** Start of Data in this exercise **

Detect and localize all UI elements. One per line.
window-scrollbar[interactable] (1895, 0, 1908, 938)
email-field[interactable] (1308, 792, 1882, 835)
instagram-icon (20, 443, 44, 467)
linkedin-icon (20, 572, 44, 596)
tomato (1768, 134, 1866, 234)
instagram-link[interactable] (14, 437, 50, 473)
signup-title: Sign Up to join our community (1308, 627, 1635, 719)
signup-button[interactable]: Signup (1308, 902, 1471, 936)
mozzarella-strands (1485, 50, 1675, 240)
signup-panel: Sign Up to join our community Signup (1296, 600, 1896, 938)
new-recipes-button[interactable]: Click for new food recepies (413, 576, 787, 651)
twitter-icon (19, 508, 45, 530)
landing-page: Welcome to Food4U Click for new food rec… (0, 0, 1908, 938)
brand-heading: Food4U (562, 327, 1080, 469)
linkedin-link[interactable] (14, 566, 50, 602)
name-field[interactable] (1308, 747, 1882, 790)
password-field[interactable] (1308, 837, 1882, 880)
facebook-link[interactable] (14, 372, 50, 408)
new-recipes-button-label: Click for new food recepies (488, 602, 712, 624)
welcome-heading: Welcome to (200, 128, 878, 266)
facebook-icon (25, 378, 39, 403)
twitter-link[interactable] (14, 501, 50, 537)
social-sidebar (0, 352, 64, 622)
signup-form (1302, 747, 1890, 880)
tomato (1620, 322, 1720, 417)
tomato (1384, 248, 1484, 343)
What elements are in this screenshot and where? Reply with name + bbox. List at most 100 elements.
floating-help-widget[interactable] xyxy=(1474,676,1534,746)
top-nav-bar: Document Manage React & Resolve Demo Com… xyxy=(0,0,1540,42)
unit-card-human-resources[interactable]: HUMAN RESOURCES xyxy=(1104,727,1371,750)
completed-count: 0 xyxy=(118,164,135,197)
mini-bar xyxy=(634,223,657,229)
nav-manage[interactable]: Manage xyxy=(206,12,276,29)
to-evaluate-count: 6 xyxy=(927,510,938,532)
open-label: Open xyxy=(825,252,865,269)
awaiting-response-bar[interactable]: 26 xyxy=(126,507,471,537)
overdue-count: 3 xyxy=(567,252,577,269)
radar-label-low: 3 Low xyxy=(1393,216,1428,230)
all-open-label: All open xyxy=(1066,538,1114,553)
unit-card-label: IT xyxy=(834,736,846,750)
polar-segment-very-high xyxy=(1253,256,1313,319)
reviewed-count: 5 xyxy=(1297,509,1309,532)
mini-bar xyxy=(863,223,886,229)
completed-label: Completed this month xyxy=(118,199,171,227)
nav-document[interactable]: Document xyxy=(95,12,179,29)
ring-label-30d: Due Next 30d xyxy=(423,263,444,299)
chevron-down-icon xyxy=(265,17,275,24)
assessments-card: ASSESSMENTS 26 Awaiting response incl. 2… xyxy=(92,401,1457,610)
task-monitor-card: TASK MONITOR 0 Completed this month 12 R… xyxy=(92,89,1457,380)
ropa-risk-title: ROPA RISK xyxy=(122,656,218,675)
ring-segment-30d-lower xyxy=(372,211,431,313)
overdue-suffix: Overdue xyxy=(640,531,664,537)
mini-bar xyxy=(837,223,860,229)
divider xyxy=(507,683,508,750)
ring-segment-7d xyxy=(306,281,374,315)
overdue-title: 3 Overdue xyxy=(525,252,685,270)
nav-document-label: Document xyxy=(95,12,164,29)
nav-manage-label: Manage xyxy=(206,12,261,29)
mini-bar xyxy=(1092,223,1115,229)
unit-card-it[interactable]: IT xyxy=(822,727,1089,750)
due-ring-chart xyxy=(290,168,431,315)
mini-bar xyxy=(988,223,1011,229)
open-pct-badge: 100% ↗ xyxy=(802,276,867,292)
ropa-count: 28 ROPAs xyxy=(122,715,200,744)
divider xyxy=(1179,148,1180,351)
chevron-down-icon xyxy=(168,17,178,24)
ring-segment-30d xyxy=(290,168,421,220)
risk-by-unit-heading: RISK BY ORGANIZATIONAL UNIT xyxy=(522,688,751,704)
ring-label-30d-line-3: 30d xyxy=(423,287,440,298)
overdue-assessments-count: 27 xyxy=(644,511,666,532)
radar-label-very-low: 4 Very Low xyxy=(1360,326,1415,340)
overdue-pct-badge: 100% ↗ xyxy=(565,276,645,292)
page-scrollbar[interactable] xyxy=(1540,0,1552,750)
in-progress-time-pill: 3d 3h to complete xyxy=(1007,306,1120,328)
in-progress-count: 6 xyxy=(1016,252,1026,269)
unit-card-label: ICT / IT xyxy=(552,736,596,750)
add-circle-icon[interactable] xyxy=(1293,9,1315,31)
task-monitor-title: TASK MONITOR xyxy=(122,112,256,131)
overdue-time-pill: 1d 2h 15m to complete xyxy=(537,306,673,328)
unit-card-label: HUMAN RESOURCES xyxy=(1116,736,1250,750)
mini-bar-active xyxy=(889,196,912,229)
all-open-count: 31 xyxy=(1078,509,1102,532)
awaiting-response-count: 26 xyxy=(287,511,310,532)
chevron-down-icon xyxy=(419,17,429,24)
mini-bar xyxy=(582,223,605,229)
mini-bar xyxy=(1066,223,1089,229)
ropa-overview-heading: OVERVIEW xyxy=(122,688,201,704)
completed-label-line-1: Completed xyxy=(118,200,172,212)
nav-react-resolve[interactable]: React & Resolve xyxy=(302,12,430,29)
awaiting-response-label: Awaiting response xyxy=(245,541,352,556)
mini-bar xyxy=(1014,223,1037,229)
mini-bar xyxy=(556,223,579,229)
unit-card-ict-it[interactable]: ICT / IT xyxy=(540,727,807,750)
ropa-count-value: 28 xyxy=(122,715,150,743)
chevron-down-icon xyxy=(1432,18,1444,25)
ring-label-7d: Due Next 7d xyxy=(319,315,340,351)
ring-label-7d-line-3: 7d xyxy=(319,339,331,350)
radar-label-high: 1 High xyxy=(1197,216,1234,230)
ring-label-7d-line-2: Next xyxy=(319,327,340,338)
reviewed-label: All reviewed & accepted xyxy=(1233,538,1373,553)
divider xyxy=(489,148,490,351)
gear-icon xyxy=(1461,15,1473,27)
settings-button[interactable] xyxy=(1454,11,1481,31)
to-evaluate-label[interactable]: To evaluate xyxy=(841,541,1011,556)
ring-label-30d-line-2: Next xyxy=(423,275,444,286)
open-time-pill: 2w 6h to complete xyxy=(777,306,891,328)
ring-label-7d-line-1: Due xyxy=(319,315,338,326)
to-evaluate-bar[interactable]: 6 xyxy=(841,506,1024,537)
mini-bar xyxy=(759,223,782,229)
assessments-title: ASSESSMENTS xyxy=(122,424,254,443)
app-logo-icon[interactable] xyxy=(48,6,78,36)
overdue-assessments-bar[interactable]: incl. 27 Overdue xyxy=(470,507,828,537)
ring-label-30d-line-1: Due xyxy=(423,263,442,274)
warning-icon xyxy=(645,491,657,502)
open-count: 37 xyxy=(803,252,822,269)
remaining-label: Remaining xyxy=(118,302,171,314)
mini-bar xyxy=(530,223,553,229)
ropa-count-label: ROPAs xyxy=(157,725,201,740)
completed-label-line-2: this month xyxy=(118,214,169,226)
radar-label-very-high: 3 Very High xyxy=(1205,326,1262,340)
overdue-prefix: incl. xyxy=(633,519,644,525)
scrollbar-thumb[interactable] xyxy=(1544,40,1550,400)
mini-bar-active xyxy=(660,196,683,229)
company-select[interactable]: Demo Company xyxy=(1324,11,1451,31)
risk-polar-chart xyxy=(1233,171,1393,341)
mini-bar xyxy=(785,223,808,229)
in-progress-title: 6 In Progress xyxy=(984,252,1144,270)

** End of Data in this exercise **
** Start of Data in this exercise **

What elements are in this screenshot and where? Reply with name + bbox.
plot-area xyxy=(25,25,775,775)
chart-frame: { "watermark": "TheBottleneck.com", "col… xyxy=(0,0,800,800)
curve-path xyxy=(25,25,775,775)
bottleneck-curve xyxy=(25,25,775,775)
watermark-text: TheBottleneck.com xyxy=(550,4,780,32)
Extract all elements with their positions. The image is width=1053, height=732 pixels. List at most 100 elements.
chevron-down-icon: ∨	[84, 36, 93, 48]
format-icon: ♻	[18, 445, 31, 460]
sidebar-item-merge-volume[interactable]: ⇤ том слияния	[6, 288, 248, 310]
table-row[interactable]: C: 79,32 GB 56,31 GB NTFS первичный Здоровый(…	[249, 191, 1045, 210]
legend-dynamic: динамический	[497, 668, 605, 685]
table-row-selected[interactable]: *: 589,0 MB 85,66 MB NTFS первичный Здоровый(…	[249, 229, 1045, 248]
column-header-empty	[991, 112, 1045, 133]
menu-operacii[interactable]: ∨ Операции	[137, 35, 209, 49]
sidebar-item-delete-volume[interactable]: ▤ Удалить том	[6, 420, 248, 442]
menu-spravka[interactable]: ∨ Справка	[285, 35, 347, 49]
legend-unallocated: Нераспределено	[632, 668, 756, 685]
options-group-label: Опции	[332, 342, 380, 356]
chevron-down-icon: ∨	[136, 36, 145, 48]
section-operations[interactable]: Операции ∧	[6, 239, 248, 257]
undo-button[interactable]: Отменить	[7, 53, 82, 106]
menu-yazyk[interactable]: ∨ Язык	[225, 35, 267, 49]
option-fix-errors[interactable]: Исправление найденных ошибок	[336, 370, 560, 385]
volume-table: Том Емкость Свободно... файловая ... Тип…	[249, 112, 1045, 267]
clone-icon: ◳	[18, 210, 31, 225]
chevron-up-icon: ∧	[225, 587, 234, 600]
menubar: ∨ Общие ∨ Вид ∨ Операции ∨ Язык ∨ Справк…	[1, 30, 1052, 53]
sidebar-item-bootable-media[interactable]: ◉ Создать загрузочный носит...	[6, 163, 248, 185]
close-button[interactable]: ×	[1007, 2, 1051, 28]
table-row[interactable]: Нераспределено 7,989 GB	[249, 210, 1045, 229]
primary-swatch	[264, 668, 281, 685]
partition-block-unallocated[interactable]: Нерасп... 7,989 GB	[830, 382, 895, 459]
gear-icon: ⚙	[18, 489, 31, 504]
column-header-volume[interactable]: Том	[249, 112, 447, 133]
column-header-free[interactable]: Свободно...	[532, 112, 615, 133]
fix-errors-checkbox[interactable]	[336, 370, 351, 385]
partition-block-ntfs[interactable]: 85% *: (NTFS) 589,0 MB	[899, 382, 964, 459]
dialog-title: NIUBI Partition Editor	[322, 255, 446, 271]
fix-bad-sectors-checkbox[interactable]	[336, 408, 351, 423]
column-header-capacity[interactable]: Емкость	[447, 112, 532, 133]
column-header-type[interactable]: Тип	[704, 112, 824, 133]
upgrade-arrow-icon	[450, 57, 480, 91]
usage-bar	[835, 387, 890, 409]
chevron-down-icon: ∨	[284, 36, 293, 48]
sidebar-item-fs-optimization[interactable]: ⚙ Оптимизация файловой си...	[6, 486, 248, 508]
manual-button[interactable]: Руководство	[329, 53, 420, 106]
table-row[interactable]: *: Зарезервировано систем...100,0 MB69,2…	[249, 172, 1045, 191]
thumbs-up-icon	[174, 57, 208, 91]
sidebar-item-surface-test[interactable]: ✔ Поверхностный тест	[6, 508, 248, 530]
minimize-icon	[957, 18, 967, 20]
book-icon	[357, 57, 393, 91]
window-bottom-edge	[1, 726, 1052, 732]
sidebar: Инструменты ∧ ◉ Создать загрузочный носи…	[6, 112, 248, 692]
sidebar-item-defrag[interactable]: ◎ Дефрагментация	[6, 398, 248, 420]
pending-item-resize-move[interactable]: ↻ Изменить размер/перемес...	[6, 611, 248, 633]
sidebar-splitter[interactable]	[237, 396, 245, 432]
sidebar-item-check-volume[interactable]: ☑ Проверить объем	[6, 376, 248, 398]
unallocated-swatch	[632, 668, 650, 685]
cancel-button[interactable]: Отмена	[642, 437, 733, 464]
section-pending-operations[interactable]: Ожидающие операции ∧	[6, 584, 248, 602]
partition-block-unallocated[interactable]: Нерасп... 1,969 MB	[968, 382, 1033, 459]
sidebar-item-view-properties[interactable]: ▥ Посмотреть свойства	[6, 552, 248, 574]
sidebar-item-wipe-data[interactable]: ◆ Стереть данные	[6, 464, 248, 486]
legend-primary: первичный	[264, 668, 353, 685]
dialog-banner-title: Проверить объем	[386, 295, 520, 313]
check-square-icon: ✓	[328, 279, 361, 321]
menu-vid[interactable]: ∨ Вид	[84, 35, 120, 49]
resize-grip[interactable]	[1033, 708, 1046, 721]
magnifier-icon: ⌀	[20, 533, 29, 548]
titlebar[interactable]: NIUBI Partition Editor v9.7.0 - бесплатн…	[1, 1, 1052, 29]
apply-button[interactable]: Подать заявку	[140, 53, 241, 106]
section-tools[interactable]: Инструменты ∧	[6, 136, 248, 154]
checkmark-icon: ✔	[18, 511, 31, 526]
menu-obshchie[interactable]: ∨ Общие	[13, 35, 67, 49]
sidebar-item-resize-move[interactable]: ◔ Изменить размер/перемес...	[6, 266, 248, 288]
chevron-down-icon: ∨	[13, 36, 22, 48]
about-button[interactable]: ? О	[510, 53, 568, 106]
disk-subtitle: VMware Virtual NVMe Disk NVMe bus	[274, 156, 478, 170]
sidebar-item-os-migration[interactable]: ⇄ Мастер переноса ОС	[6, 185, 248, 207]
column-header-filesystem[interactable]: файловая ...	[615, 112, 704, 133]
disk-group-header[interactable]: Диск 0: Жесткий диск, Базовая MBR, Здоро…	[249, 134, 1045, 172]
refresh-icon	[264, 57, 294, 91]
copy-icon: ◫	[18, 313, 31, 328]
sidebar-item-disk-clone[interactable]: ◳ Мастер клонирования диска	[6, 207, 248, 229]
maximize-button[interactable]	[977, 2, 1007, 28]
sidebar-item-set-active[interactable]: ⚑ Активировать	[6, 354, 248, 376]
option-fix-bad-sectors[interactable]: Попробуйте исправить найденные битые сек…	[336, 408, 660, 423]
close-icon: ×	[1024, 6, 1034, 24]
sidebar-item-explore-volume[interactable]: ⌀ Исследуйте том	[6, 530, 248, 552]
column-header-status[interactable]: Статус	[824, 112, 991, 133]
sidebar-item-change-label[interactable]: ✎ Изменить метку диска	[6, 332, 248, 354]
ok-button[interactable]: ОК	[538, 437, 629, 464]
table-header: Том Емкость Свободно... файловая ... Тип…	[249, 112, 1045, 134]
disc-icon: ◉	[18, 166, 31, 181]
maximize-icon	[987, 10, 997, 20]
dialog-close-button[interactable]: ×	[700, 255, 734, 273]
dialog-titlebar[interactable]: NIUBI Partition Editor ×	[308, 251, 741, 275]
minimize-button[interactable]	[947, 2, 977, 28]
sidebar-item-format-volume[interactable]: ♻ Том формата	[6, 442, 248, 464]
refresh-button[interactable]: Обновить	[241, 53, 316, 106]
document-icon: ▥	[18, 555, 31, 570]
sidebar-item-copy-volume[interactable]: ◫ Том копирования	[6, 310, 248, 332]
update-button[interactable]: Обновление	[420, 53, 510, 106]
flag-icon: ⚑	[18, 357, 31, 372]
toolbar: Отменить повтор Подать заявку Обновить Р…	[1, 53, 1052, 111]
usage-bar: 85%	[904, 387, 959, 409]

** End of Data in this exercise **

Aim of the exercise:
Update everything in the data listing from the line containing "Detect and localize" down to the line containing "welcome-heading: Welcome to" by replacing "Food4U" with "FoodHub". Reproduce those lines with nothing else changed.

Full answer:
Detect and localize all UI elements. One per line.
window-scrollbar[interactable] (1895, 0, 1908, 938)
email-field[interactable] (1308, 792, 1882, 835)
instagram-icon (20, 443, 44, 467)
linkedin-icon (20, 572, 44, 596)
tomato (1768, 134, 1866, 234)
instagram-link[interactable] (14, 437, 50, 473)
signup-title: Sign Up to join our community (1308, 627, 1635, 719)
signup-button[interactable]: Signup (1308, 902, 1471, 936)
mozzarella-strands (1485, 50, 1675, 240)
signup-panel: Sign Up to join our community Signup (1296, 600, 1896, 938)
new-recipes-button[interactable]: Click for new food recepies (413, 576, 787, 651)
twitter-icon (19, 508, 45, 530)
landing-page: Welcome to FoodHub Click for new food rec… (0, 0, 1908, 938)
brand-heading: FoodHub (562, 327, 1080, 469)
linkedin-link[interactable] (14, 566, 50, 602)
name-field[interactable] (1308, 747, 1882, 790)
password-field[interactable] (1308, 837, 1882, 880)
facebook-link[interactable] (14, 372, 50, 408)
new-recipes-button-label: Click for new food recepies (488, 602, 712, 624)
welcome-heading: Welcome to (200, 128, 878, 266)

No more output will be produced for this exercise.